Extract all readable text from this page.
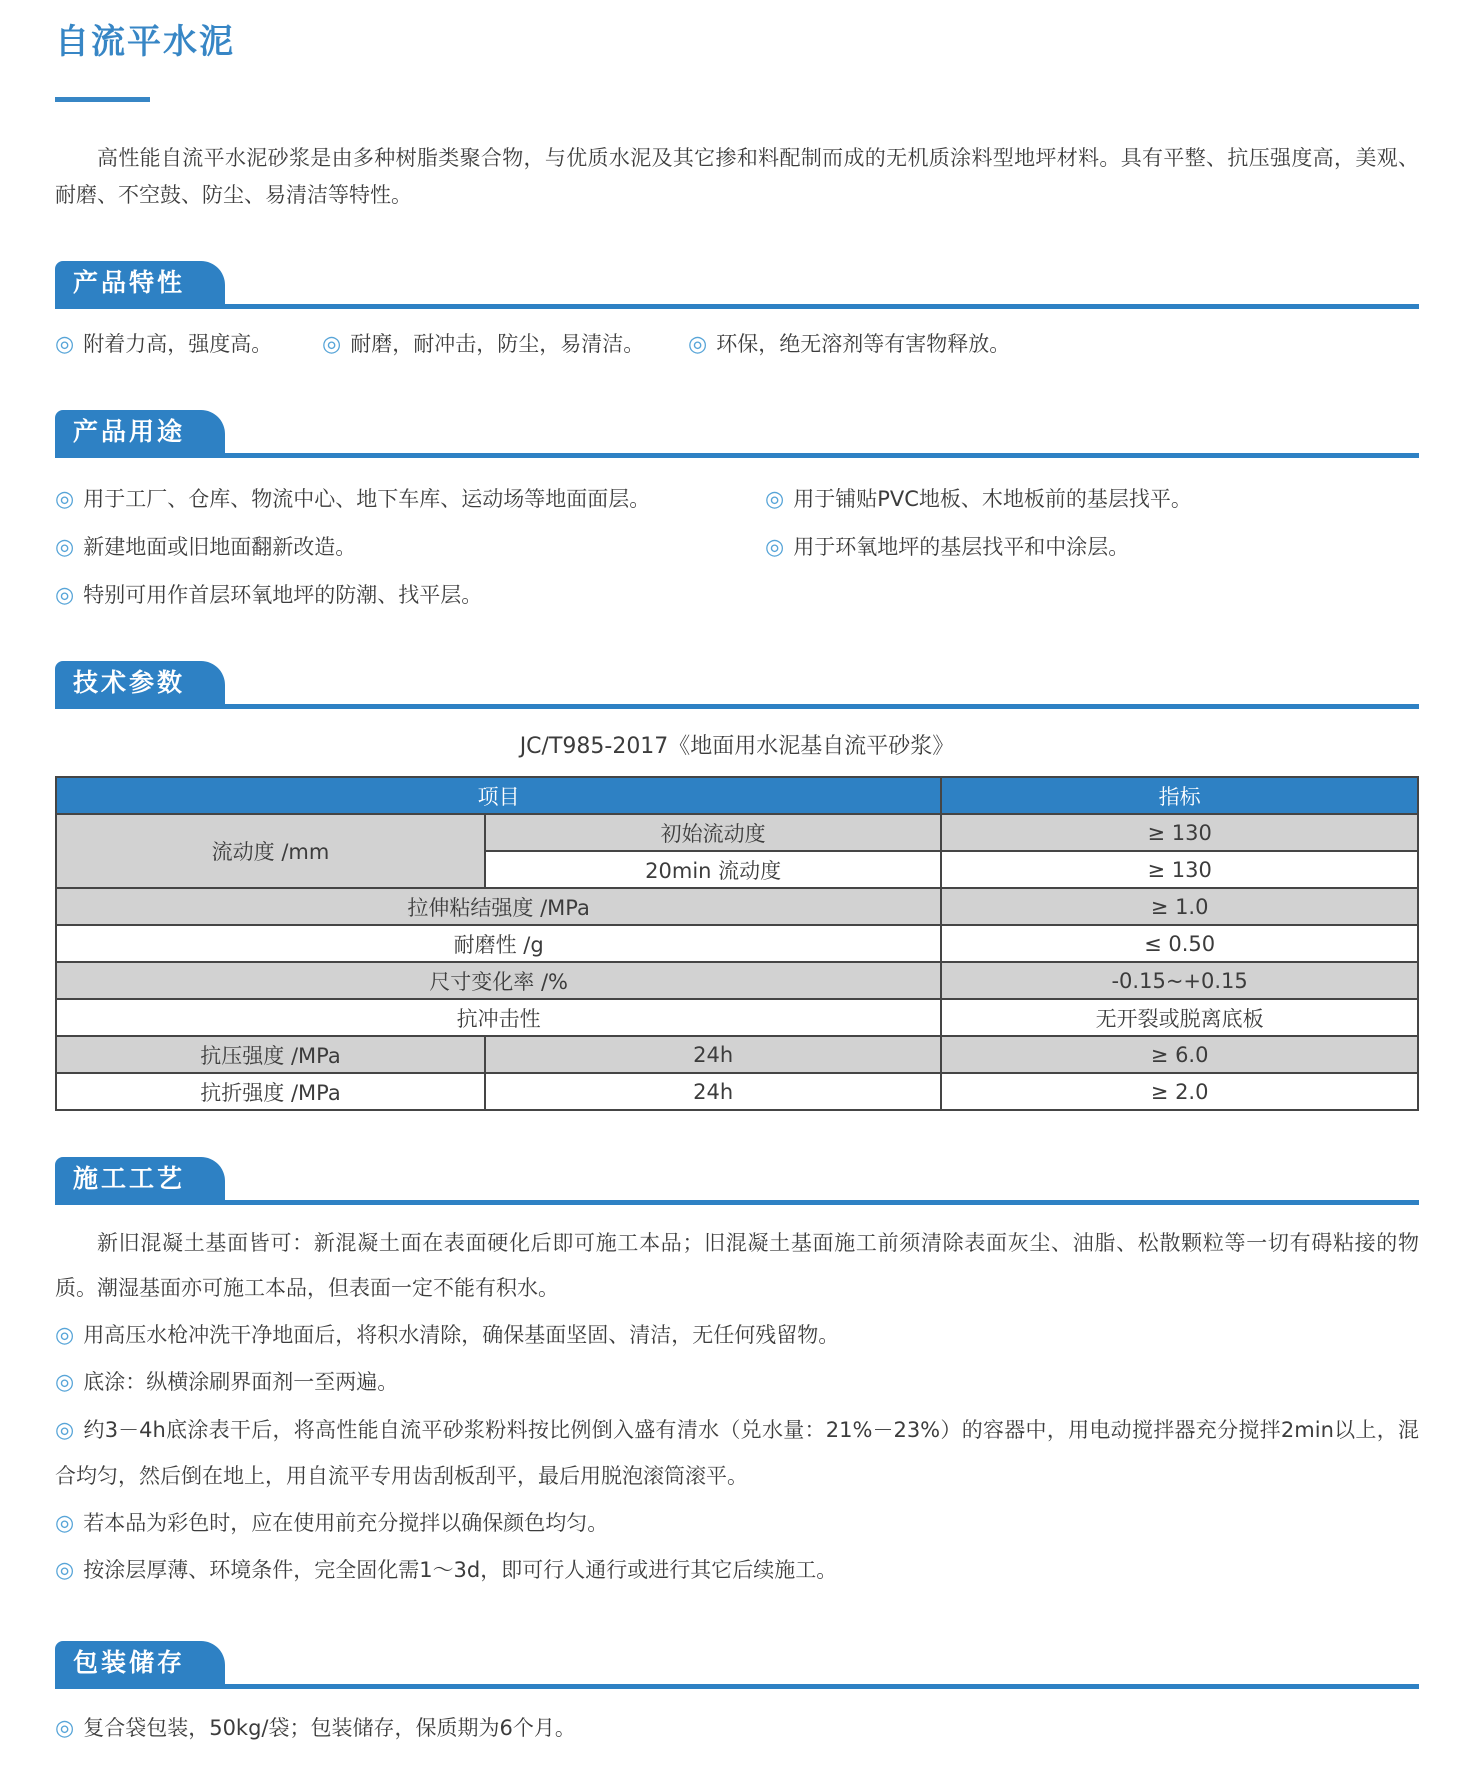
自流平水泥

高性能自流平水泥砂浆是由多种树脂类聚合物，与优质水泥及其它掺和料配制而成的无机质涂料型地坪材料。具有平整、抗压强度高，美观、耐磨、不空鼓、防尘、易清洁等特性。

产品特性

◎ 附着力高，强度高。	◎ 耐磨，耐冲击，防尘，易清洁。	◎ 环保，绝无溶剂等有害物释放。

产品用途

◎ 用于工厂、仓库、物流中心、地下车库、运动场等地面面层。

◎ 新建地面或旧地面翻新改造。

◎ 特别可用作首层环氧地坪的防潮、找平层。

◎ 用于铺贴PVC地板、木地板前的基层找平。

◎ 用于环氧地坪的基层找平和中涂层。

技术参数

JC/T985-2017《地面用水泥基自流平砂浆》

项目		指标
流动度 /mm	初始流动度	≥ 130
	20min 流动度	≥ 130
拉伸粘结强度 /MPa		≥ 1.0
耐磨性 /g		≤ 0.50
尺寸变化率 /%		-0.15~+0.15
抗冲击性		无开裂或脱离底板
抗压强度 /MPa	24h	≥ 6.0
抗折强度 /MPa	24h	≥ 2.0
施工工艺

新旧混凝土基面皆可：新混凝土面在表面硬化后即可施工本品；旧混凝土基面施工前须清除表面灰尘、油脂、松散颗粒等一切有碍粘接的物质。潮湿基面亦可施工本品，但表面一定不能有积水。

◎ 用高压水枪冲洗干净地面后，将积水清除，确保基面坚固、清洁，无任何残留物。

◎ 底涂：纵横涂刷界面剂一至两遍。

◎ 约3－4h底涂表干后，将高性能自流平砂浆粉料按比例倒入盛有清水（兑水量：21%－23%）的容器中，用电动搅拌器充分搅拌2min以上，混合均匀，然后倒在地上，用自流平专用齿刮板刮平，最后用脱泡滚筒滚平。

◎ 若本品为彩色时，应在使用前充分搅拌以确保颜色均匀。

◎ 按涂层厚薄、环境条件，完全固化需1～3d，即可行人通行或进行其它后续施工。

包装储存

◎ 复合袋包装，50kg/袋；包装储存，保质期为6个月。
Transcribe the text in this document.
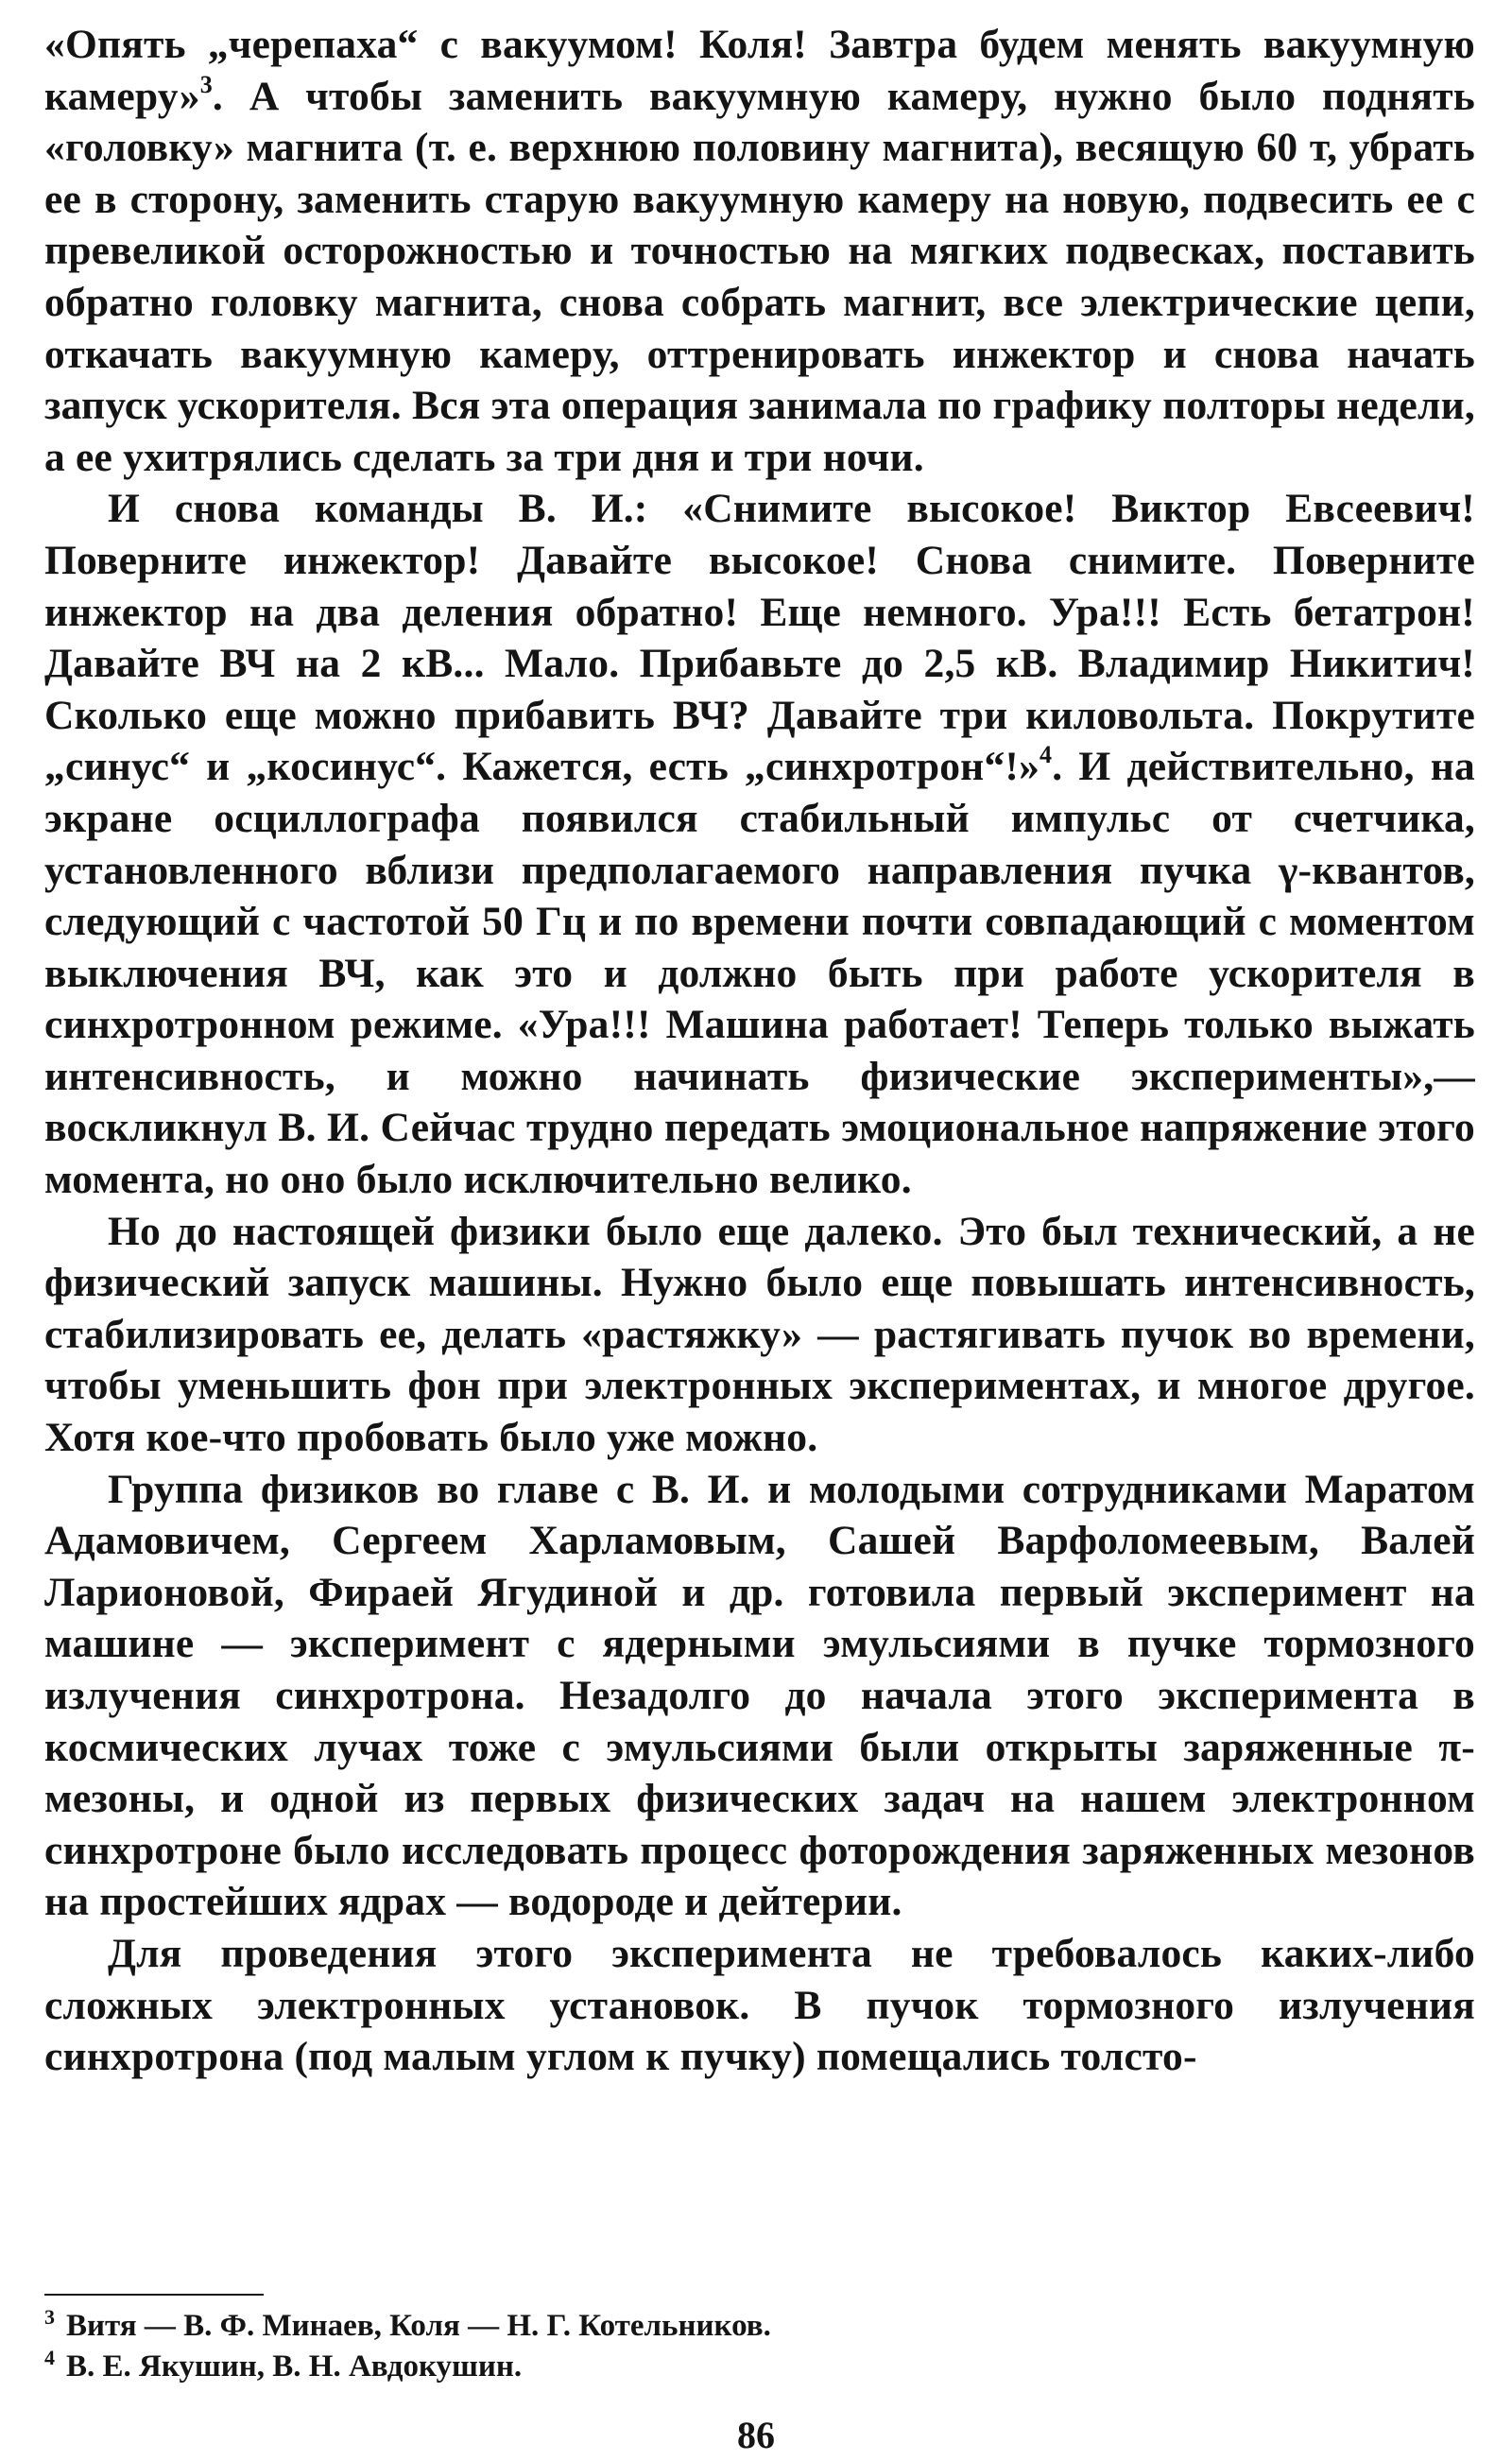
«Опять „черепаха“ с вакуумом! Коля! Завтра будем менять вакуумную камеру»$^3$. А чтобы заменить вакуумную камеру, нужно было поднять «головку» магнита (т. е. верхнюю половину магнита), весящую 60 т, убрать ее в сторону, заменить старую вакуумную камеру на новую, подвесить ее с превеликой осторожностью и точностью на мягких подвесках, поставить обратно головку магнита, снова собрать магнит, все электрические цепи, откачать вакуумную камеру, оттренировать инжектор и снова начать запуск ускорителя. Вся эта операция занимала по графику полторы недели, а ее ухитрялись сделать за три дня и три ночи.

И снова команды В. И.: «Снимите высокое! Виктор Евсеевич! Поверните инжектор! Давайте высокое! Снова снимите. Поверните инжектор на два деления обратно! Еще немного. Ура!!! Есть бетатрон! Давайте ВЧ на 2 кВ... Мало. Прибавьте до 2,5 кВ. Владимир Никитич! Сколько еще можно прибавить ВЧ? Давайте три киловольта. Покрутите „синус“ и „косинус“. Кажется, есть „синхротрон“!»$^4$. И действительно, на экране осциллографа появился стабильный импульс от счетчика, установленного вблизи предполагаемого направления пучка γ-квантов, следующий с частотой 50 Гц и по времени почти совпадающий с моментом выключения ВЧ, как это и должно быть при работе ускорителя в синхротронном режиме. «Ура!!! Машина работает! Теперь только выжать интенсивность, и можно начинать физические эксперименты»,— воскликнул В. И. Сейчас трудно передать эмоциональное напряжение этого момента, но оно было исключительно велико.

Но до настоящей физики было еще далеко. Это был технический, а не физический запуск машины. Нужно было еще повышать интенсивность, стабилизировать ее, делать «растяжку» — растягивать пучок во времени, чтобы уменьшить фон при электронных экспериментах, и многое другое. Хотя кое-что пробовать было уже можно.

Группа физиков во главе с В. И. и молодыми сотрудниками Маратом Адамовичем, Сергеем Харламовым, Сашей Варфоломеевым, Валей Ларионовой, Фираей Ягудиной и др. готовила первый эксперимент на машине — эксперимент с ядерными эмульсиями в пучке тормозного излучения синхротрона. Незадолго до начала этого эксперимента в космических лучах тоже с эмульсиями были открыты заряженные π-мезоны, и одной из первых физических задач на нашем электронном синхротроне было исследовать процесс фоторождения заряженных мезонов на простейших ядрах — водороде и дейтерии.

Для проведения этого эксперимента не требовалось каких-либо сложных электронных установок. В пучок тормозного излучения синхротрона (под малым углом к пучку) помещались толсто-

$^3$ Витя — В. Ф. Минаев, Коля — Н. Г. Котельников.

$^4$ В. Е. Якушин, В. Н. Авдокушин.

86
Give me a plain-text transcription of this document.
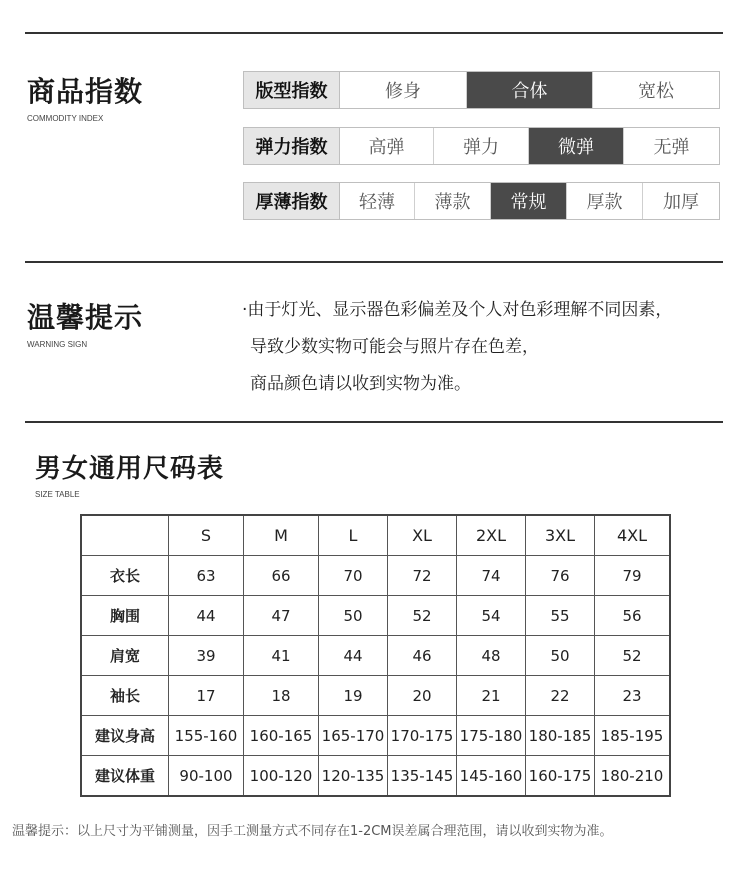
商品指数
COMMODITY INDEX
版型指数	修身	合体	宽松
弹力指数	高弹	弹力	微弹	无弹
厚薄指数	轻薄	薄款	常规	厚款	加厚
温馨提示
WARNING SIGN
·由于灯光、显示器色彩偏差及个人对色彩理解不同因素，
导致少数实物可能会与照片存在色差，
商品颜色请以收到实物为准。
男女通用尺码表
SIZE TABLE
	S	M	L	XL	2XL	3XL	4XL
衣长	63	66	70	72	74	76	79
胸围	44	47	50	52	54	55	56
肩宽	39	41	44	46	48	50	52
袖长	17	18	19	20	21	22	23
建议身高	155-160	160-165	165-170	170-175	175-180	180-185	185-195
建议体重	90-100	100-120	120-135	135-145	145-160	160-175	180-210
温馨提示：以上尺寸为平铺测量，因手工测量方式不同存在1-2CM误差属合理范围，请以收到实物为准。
+ + + +
▸ INSTRUCTIONS TO FOLLOW:
From the data, collect all lines where the string "温馨提示" appears.

▸ SOLUTION FOR THIS EXERCISE:
温馨提示
温馨提示：以上尺寸为平铺测量，因手工测量方式不同存在1-2CM误差属合理范围，请以收到实物为准。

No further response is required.